# Canadian Artists Speak out Against Piracy Lawsuits



## devil6 (Feb 24, 2006)

http://www.musiccreators.ca/a_new_voice.php

It's nice to see Artists stepping up to back their fans.

*"1. Suing Our Fans is Destructive and Hypocritical 
Artists do not want to sue music fans. The labels have been suing our fans against our will, and laws enabling these suits cannot be justified in our names. We oppose any copyright reforms that would make it easier for record companies to do this. The government should repeal provisions of the Copyright Act that allow labels to unfairly punish fans who share music for non-commercial purposes with statutory damages of $500 to $20,000 per song. 

2. Digital Locks are Risky and Counterproductive 
Artists do not support using digital locks to increase the labels’ control over the distribution, use and enjoyment of music or laws that prohibit circumvention of such technological measures. The government should not blindly implement decade-old treaties designed to give control to major labels and take choices away from artists and consumers. Laws should protect artists and consumers, not restrictive technologies. Consumers should be able to transfer the music they buy to other formats under a right of fair use, without having to pay twice. 

3. Cultural Policy Should Support Actual Canadian Artists 
The vast majority of new Canadian music is not promoted by major labels, which focus mostly on foreign artists. The government should use other policy tools to support actual Canadian artists and a thriving musical and cultural scene. The government should make a long-term commitment to grow support mechanisms like the Canada Music Fund and FACTOR, invest in music training and education, create limited tax shelters for copyright royalties, protect artists from inequalities in bargaining power and make collecting societies more transparent."*


----------



## Welladjusted (Feb 19, 2006)

steven page had a pithy little soundbite on the subject.

"we're gonna sue you for liking our music, but hey, don't forget to see our show at massey hall"


----------



## Xanadu (Feb 3, 2006)

I can get charged $20 000 per illegal song, that's like....a billion dollars


----------

» Records
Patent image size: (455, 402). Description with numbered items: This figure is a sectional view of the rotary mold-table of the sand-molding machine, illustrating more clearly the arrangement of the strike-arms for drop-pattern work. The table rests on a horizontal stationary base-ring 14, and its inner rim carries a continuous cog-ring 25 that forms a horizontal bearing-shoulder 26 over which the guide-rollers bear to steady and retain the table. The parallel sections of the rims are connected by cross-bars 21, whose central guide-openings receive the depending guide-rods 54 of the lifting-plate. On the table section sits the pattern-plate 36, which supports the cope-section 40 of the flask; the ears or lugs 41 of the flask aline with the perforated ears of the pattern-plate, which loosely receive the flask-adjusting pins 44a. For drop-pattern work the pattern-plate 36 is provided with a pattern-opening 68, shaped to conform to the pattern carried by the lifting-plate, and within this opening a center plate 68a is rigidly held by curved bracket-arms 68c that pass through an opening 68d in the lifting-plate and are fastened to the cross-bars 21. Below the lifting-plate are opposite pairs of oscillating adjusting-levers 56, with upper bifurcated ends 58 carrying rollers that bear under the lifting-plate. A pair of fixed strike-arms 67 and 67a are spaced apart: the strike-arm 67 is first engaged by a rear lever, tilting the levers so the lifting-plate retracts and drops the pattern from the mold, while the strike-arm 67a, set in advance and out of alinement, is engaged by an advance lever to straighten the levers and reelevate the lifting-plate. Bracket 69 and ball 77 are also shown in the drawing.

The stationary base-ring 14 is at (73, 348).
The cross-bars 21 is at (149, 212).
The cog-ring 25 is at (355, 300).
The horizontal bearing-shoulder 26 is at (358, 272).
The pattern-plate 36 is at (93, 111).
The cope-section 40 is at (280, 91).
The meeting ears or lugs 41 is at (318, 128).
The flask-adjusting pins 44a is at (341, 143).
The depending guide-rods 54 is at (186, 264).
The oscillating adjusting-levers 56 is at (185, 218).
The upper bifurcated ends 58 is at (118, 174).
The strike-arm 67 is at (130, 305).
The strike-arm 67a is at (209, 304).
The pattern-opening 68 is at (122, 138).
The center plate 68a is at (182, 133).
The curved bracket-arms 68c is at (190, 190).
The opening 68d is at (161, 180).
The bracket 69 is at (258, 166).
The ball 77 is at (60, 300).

» Task statement
In the thread about piracy lawsuits, why does the artists' statement say the government should use other policy tools to support Canadian artists? Answer in one to three sentences. The records are separate material and are not connected to the thread about piracy lawsuits.

» Output for this exercise
Most new Canadian music is not promoted by major labels, which focus mostly on foreign artists. So the statement says the government should use other tools to support actual Canadian artists and a thriving musical and cultural scene.